Dataset rows about figures
__________

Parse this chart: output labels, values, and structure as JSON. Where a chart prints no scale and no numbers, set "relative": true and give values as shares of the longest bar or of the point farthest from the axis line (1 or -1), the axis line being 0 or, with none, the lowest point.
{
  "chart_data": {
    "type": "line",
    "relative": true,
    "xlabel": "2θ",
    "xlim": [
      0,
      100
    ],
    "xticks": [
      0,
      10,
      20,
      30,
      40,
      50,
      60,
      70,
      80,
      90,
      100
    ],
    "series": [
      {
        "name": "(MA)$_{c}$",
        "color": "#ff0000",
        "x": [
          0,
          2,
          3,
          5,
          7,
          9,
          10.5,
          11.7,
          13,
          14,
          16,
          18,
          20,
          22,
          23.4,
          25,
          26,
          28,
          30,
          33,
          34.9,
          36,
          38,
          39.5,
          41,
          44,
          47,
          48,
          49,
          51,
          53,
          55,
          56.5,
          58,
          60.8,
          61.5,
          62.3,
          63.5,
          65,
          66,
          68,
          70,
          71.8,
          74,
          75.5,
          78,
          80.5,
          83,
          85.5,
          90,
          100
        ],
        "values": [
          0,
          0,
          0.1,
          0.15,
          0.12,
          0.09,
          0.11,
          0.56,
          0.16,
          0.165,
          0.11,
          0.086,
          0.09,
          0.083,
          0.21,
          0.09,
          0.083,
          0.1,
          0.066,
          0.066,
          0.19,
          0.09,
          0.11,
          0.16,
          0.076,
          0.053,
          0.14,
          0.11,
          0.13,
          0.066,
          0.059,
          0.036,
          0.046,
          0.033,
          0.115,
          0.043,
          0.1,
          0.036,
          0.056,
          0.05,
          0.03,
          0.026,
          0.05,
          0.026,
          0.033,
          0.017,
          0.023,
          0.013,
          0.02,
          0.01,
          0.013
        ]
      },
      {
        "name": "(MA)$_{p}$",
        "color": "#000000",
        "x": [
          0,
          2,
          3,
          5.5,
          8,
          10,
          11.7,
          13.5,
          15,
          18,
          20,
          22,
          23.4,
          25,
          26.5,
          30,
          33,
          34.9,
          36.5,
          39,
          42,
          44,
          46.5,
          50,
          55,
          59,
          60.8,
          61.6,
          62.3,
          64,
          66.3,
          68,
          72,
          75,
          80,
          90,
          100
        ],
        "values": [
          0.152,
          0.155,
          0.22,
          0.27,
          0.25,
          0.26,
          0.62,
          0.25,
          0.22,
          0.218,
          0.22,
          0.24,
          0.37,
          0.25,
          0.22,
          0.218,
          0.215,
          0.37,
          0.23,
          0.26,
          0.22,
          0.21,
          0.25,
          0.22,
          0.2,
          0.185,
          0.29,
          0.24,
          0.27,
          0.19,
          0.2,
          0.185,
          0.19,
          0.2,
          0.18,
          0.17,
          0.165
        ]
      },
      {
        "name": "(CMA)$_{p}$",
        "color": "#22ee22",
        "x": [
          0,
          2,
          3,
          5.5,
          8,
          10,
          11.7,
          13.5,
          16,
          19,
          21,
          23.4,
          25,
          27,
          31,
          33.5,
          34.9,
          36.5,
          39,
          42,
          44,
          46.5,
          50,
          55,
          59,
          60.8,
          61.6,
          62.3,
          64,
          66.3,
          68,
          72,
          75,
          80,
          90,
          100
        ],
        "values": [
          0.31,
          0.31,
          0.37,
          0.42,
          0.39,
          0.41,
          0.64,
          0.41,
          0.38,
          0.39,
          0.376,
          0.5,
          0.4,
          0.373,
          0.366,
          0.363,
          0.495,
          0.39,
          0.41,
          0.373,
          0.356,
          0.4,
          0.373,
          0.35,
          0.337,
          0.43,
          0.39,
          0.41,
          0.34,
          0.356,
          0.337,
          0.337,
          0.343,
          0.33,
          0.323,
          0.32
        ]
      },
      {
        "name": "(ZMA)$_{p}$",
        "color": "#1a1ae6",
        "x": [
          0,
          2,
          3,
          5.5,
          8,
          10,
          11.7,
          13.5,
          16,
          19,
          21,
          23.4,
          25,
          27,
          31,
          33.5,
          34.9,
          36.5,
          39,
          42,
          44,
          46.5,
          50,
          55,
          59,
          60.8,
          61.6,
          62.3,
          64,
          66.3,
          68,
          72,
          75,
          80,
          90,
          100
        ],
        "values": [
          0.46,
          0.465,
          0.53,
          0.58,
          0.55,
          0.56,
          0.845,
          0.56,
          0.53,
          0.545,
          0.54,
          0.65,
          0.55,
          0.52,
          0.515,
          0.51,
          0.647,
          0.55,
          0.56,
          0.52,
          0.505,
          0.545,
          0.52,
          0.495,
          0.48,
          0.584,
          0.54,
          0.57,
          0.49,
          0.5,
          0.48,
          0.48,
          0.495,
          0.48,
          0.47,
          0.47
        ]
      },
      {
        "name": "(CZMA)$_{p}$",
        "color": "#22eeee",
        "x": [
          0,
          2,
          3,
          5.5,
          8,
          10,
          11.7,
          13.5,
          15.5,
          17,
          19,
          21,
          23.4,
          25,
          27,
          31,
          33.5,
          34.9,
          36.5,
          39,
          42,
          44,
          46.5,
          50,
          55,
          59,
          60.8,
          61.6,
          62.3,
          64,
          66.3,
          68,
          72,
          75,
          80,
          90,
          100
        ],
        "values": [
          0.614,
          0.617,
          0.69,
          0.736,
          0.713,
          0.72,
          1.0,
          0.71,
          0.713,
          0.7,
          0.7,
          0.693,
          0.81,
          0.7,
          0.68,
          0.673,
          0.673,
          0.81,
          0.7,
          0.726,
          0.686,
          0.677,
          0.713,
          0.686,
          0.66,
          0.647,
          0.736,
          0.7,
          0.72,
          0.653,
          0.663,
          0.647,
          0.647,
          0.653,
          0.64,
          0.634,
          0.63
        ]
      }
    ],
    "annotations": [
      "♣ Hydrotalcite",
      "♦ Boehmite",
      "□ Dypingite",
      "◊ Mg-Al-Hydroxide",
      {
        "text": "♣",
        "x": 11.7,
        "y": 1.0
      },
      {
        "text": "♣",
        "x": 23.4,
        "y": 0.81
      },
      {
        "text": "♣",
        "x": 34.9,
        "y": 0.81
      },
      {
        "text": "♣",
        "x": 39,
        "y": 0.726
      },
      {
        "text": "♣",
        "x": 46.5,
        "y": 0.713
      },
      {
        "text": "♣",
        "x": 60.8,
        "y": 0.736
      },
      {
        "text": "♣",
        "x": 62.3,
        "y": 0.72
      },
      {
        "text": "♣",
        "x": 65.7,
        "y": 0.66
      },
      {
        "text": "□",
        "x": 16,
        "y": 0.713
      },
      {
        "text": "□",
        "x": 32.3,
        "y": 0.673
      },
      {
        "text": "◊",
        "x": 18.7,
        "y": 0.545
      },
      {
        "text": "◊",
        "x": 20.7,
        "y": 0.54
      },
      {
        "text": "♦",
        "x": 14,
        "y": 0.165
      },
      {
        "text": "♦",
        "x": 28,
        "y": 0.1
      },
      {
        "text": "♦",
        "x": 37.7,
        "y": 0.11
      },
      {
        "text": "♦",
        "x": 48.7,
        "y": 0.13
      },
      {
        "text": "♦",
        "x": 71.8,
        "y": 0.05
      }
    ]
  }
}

__________

Stated problem
Using the data above, reproduce every line exactly.

Answer to the problem
Parse this chart: output labels, values, and structure as JSON. Where a chart prints no scale and no numbers, set "relative": true and give values as shares of the longest bar or of the point farthest from the axis line (1 or -1), the axis line being 0 or, with none, the lowest point.
{
  "chart_data": {
    "type": "line",
    "relative": true,
    "xlabel": "2θ",
    "xlim": [
      0,
      100
    ],
    "xticks": [
      0,
      10,
      20,
      30,
      40,
      50,
      60,
      70,
      80,
      90,
      100
    ],
    "series": [
      {
        "name": "(MA)$_{c}$",
        "color": "#ff0000",
        "x": [
          0,
          2,
          3,
          5,
          7,
          9,
          10.5,
          11.7,
          13,
          14,
          16,
          18,
          20,
          22,
          23.4,
          25,
          26,
          28,
          30,
          33,
          34.9,
          36,
          38,
          39.5,
          41,
          44,
          47,
          48,
          49,
          51,
          53,
          55,
          56.5,
          58,
          60.8,
          61.5,
          62.3,
          63.5,
          65,
          66,
          68,
          70,
          71.8,
          74,
          75.5,
          78,
          80.5,
          83,
          85.5,
          90,
          100
        ],
        "values": [
          0,
          0,
          0.1,
          0.15,
          0.12,
          0.09,
          0.11,
          0.56,
          0.16,
          0.165,
          0.11,
          0.086,
          0.09,
          0.083,
          0.21,
          0.09,
          0.083,
          0.1,
          0.066,
          0.066,
          0.19,
          0.09,
          0.11,
          0.16,
          0.076,
          0.053,
          0.14,
          0.11,
          0.13,
          0.066,
          0.059,
          0.036,
          0.046,
          0.033,
          0.115,
          0.043,
          0.1,
          0.036,
          0.056,
          0.05,
          0.03,
          0.026,
          0.05,
          0.026,
          0.033,
          0.017,
          0.023,
          0.013,
          0.02,
          0.01,
          0.013
        ]
      },
      {
        "name": "(MA)$_{p}$",
        "color": "#000000",
        "x": [
          0,
          2,
          3,
          5.5,
          8,
          10,
          11.7,
          13.5,
          15,
          18,
          20,
          22,
          23.4,
          25,
          26.5,
          30,
          33,
          34.9,
          36.5,
          39,
          42,
          44,
          46.5,
          50,
          55,
          59,
          60.8,
          61.6,
          62.3,
          64,
          66.3,
          68,
          72,
          75,
          80,
          90,
          100
        ],
        "values": [
          0.152,
          0.155,
          0.22,
          0.27,
          0.25,
          0.26,
          0.62,
          0.25,
          0.22,
          0.218,
          0.22,
          0.24,
          0.37,
          0.25,
          0.22,
          0.218,
          0.215,
          0.37,
          0.23,
          0.26,
          0.22,
          0.21,
          0.25,
          0.22,
          0.2,
          0.185,
          0.29,
          0.24,
          0.27,
          0.19,
          0.2,
          0.185,
          0.19,
          0.2,
          0.18,
          0.17,
          0.165
        ]
      },
      {
        "name": "(CMA)$_{p}$",
        "color": "#22ee22",
        "x": [
          0,
          2,
          3,
          5.5,
          8,
          10,
          11.7,
          13.5,
          16,
          19,
          21,
          23.4,
          25,
          27,
          31,
          33.5,
          34.9,
          36.5,
          39,
          42,
          44,
          46.5,
          50,
          55,
          59,
          60.8,
          61.6,
          62.3,
          64,
          66.3,
          68,
          72,
          75,
          80,
          90,
          100
        ],
        "values": [
          0.31,
          0.31,
          0.37,
          0.42,
          0.39,
          0.41,
          0.64,
          0.41,
          0.38,
          0.39,
          0.376,
          0.5,
          0.4,
          0.373,
          0.366,
          0.363,
          0.495,
          0.39,
          0.41,
          0.373,
          0.356,
          0.4,
          0.373,
          0.35,
          0.337,
          0.43,
          0.39,
          0.41,
          0.34,
          0.356,
          0.337,
          0.337,
          0.343,
          0.33,
          0.323,
          0.32
        ]
      },
      {
        "name": "(ZMA)$_{p}$",
        "color": "#1a1ae6",
        "x": [
          0,
          2,
          3,
          5.5,
          8,
          10,
          11.7,
          13.5,
          16,
          19,
          21,
          23.4,
          25,
          27,
          31,
          33.5,
          34.9,
          36.5,
          39,
          42,
          44,
          46.5,
          50,
          55,
          59,
          60.8,
          61.6,
          62.3,
          64,
          66.3,
          68,
          72,
          75,
          80,
          90,
          100
        ],
        "values": [
          0.46,
          0.465,
          0.53,
          0.58,
          0.55,
          0.56,
          0.845,
          0.56,
          0.53,
          0.545,
          0.54,
          0.65,
          0.55,
          0.52,
          0.515,
          0.51,
          0.647,
          0.55,
          0.56,
          0.52,
          0.505,
          0.545,
          0.52,
          0.495,
          0.48,
          0.584,
          0.54,
          0.57,
          0.49,
          0.5,
          0.48,
          0.48,
          0.495,
          0.48,
          0.47,
          0.47
        ]
      },
      {
        "name": "(CZMA)$_{p}$",
        "color": "#22eeee",
        "x": [
          0,
          2,
          3,
          5.5,
          8,
          10,
          11.7,
          13.5,
          15.5,
          17,
          19,
          21,
          23.4,
          25,
          27,
          31,
          33.5,
          34.9,
          36.5,
          39,
          42,
          44,
          46.5,
          50,
          55,
          59,
          60.8,
          61.6,
          62.3,
          64,
          66.3,
          68,
          72,
          75,
          80,
          90,
          100
        ],
        "values": [
          0.614,
          0.617,
          0.69,
          0.736,
          0.713,
          0.72,
          1.0,
          0.71,
          0.713,
          0.7,
          0.7,
          0.693,
          0.81,
          0.7,
          0.68,
          0.673,
          0.673,
          0.81,
          0.7,
          0.726,
          0.686,
          0.677,
          0.713,
          0.686,
          0.66,
          0.647,
          0.736,
          0.7,
          0.72,
          0.653,
          0.663,
          0.647,
          0.647,
          0.653,
          0.64,
          0.634,
          0.63
        ]
      }
    ],
    "annotations": [
      "♣ Hydrotalcite",
      "♦ Boehmite",
      "□ Dypingite",
      "◊ Mg-Al-Hydroxide",
      {
        "text": "♣",
        "x": 11.7,
        "y": 1.0
      },
      {
        "text": "♣",
        "x": 23.4,
        "y": 0.81
      },
      {
        "text": "♣",
        "x": 34.9,
        "y": 0.81
      },
      {
        "text": "♣",
        "x": 39,
        "y": 0.726
      },
      {
        "text": "♣",
        "x": 46.5,
        "y": 0.713
      },
      {
        "text": "♣",
        "x": 60.8,
        "y": 0.736
      },
      {
        "text": "♣",
        "x": 62.3,
        "y": 0.72
      },
      {
        "text": "♣",
        "x": 65.7,
        "y": 0.66
      },
      {
        "text": "□",
        "x": 16,
        "y": 0.713
      },
      {
        "text": "□",
        "x": 32.3,
        "y": 0.673
      },
      {
        "text": "◊",
        "x": 18.7,
        "y": 0.545
      },
      {
        "text": "◊",
        "x": 20.7,
        "y": 0.54
      },
      {
        "text": "♦",
        "x": 14,
        "y": 0.165
      },
      {
        "text": "♦",
        "x": 28,
        "y": 0.1
      },
      {
        "text": "♦",
        "x": 37.7,
        "y": 0.11
      },
      {
        "text": "♦",
        "x": 48.7,
        "y": 0.13
      },
      {
        "text": "♦",
        "x": 71.8,
        "y": 0.05
      }
    ]
  }
}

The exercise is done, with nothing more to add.